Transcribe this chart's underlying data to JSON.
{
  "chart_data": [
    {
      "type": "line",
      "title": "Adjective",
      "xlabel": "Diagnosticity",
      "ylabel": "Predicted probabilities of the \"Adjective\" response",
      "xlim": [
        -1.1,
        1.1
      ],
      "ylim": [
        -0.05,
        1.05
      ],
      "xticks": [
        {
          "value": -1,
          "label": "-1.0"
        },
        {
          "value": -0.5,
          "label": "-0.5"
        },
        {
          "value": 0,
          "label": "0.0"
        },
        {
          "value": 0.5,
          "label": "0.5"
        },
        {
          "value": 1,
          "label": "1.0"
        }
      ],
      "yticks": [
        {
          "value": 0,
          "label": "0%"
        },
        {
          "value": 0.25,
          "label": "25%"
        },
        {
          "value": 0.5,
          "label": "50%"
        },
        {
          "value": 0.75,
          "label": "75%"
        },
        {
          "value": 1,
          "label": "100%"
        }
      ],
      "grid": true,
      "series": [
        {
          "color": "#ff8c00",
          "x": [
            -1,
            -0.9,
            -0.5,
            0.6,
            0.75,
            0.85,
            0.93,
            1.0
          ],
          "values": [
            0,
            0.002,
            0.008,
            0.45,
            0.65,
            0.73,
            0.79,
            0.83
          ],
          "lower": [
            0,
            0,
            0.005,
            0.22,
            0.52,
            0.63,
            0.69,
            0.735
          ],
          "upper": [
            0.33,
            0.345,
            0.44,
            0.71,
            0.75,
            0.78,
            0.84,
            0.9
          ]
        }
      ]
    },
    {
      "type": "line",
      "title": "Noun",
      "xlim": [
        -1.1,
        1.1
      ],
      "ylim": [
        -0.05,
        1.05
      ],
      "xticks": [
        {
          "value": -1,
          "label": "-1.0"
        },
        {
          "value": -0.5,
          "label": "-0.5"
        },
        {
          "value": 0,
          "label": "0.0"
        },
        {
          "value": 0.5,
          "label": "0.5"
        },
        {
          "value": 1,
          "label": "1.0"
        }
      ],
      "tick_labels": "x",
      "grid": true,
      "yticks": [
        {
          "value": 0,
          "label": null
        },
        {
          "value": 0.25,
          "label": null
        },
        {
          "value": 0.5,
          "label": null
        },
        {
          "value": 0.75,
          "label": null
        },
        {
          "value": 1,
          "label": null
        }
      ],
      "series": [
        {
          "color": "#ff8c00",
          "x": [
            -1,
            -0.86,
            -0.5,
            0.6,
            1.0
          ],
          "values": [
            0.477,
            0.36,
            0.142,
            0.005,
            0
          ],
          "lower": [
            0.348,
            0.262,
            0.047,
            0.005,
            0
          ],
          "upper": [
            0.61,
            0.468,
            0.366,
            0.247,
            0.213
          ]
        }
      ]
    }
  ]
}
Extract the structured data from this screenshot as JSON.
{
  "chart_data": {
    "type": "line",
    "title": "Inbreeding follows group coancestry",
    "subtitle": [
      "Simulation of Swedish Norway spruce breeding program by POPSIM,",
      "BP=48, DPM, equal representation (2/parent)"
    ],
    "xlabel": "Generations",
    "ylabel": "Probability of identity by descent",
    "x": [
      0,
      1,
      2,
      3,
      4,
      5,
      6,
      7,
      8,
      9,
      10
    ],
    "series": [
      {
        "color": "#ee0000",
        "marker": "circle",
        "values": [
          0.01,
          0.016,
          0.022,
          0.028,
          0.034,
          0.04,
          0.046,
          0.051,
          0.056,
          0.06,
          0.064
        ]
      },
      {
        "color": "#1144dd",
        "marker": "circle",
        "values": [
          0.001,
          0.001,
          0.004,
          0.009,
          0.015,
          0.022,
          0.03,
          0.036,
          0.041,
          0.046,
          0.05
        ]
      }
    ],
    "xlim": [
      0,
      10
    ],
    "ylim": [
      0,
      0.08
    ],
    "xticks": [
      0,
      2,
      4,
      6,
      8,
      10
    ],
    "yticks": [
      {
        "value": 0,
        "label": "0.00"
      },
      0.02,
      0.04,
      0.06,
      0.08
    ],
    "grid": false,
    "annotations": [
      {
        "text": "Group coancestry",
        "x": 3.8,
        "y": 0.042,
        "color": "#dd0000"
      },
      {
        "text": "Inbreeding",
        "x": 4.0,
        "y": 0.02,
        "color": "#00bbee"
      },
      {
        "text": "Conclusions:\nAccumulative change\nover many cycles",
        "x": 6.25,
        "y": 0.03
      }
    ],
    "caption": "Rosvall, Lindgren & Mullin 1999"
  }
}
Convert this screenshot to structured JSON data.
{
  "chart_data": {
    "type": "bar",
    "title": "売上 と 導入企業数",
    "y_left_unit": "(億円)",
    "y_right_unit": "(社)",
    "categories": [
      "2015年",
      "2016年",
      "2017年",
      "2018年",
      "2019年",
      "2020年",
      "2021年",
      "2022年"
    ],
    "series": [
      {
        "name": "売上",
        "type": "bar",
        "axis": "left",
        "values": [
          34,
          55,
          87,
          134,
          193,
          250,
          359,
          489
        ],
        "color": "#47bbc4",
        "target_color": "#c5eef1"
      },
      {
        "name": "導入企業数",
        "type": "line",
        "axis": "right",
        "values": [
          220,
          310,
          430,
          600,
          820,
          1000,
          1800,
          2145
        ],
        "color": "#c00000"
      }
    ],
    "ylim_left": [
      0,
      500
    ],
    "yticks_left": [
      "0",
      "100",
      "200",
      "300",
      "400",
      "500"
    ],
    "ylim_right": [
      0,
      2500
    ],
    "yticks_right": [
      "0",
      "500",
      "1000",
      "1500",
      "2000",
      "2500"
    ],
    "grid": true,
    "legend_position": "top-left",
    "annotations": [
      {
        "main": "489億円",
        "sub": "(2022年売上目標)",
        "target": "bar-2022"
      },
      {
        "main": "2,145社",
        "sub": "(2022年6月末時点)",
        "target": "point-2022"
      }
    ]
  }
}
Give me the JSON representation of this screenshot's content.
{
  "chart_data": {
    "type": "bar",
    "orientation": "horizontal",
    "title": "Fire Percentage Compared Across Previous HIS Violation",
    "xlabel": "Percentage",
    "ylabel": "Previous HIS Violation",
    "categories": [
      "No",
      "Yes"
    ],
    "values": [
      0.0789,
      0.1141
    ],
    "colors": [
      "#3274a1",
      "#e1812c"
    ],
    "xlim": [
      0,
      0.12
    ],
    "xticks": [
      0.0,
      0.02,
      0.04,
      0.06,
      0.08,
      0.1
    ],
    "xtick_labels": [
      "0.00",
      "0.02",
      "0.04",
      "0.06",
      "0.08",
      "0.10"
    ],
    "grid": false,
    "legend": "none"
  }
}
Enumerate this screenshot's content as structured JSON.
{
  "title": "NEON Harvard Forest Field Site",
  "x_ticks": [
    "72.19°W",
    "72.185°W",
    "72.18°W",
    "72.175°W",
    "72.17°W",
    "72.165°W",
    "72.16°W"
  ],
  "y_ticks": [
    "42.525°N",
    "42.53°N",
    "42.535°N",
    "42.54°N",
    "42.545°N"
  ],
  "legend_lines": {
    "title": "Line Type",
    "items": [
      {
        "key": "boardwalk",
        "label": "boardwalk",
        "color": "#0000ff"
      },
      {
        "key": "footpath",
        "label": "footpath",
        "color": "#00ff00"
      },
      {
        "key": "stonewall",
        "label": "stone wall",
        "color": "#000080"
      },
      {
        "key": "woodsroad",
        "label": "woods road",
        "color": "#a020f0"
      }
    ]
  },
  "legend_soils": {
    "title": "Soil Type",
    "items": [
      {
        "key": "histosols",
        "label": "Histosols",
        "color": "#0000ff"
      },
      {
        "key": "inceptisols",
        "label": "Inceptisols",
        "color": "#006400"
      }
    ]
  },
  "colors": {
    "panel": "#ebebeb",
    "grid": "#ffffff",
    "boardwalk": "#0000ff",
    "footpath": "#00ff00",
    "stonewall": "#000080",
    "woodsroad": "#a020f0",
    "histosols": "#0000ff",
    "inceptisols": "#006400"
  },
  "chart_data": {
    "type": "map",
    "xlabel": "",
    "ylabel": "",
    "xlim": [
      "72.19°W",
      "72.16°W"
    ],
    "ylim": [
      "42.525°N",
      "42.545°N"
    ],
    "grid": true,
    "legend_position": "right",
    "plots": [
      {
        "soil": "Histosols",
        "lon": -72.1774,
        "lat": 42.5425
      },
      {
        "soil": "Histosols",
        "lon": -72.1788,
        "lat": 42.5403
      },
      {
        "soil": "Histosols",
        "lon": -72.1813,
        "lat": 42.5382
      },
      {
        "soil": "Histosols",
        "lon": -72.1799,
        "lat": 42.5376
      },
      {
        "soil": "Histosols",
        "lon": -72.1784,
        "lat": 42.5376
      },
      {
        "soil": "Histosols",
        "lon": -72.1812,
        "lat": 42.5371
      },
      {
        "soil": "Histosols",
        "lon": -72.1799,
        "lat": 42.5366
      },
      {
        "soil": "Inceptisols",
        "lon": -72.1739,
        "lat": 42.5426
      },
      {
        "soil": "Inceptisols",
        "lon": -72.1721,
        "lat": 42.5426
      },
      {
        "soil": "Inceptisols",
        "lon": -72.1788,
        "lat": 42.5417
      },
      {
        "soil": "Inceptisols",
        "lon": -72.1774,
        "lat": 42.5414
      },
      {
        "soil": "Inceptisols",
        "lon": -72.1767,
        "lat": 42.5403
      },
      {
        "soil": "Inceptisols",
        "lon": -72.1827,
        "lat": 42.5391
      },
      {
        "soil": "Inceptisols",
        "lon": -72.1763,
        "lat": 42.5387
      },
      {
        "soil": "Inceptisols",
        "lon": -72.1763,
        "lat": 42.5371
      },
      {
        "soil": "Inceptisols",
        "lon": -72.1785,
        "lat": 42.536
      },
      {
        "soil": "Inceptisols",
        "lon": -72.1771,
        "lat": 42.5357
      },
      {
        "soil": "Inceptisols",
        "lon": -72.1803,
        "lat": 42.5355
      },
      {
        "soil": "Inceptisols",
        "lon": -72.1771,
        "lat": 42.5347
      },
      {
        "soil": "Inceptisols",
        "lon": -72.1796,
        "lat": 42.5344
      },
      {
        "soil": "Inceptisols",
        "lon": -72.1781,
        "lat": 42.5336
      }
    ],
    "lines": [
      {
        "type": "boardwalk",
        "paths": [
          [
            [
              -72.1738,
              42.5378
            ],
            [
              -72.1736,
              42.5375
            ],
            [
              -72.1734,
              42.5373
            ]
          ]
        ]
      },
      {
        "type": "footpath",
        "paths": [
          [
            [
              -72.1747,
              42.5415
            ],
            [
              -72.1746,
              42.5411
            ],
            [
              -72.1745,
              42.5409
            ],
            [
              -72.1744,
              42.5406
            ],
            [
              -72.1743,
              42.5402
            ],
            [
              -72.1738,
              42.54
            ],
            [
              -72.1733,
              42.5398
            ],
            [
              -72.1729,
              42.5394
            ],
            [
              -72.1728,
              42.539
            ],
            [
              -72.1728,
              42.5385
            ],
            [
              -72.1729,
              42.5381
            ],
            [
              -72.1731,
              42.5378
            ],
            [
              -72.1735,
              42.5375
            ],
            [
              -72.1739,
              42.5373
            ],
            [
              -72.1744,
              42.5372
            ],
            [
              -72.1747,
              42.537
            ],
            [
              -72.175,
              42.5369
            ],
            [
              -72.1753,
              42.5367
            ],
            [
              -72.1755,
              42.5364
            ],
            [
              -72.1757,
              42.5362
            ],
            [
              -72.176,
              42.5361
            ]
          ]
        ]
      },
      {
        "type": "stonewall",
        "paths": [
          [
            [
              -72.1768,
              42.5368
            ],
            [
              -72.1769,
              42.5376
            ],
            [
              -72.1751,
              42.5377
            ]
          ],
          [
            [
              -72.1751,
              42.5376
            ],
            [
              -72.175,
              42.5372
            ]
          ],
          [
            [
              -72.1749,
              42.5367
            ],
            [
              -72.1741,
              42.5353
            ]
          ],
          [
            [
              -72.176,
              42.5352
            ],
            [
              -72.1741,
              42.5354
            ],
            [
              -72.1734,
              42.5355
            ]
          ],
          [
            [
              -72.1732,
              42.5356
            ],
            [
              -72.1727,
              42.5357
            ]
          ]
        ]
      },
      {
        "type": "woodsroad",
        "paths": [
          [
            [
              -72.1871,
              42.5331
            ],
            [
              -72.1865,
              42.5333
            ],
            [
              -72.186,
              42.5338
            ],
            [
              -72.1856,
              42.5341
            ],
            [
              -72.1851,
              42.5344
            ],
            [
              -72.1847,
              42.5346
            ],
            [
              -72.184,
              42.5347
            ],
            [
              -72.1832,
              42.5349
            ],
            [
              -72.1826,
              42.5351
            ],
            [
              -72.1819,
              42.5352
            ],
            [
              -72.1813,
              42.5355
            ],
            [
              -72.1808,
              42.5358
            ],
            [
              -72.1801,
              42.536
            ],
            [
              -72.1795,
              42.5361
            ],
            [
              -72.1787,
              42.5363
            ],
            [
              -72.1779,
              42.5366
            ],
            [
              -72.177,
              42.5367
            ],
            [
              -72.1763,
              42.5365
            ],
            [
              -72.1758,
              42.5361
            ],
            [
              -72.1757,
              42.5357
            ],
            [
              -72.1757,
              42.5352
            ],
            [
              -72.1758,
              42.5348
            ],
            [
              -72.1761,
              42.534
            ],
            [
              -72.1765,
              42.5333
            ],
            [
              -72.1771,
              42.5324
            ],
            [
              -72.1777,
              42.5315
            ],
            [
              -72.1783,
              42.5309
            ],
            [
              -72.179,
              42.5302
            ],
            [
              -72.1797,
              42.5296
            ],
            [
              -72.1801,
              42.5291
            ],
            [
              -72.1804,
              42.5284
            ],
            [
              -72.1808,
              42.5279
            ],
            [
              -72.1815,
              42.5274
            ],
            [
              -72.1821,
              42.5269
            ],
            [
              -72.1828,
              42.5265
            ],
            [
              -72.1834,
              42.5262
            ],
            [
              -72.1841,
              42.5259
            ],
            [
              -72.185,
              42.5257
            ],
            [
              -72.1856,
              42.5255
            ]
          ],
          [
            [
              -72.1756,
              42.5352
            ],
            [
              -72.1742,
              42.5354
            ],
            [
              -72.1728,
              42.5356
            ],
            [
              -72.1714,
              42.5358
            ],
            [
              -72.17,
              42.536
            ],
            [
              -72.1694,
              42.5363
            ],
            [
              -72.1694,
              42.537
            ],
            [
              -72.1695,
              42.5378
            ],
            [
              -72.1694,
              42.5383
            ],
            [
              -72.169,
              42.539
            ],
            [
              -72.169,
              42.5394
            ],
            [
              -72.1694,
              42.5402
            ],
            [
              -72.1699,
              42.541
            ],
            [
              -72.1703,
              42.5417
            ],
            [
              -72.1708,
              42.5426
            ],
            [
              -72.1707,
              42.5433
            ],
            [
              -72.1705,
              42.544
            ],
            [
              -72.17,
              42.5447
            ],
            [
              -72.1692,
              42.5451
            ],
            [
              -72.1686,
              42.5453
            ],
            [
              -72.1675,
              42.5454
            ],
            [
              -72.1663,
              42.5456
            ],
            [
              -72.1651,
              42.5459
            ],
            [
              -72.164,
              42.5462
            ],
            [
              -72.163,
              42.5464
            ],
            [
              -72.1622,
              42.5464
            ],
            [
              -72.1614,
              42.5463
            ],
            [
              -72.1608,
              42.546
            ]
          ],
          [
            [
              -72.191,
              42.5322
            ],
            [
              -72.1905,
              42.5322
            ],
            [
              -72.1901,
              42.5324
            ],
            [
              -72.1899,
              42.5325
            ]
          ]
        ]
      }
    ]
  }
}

* Exercise goal
Find the lines above holding the word "Inbreeding" and show them.

* Finished exercise
    "title": "Inbreeding follows group coancestry",
        "text": "Inbreeding",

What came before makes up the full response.